-- Document extract --
## START
# Yes you can connect to tivo with only a cellphone.



## ericgrooms (Aug 19, 2003)

I only have a cellphone and I kept reading where you had to have a landline or a broadband connection to connect to tivo. That is total BS. I am connecting to tivo without a problem. If anyone tells you that you have to do it there way, they are lying!!! PCS Connection Manager + 2 WUSB11's= No landline, no broadband service and all the TIVO that you can handle. Don't let anyone tell you that you can't!!!!


----------



## melloyello75 (Mar 17, 2005)

can you further explain? I have Cingular service and would love to try this out!


----------



## dirtypacman (Feb 3, 2004)

This would be very important information for the Forum Users to know... Anyway you can detail how you worked around this 

Good job either way making it happen!!


----------



## ericgrooms (Aug 19, 2003)
## END
-- Available data --
## START
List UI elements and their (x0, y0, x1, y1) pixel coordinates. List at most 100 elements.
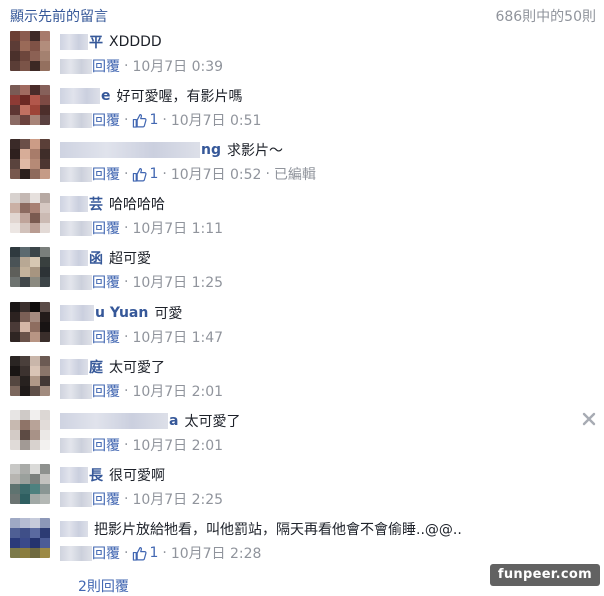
## END
-- What is required --
Could you return the entire forum thread on connecting to TiVo with only a cellphone, word for word and without the listing?

-- The response --
# Yes you can connect to tivo with only a cellphone.



## ericgrooms (Aug 19, 2003)

I only have a cellphone and I kept reading where you had to have a landline or a broadband connection to connect to tivo. That is total BS. I am connecting to tivo without a problem. If anyone tells you that you have to do it there way, they are lying!!! PCS Connection Manager + 2 WUSB11's= No landline, no broadband service and all the TIVO that you can handle. Don't let anyone tell you that you can't!!!!


----------



## melloyello75 (Mar 17, 2005)

can you further explain? I have Cingular service and would love to try this out!


----------



## dirtypacman (Feb 3, 2004)

This would be very important information for the Forum Users to know... Anyway you can detail how you worked around this 

Good job either way making it happen!!


----------



## ericgrooms (Aug 19, 2003)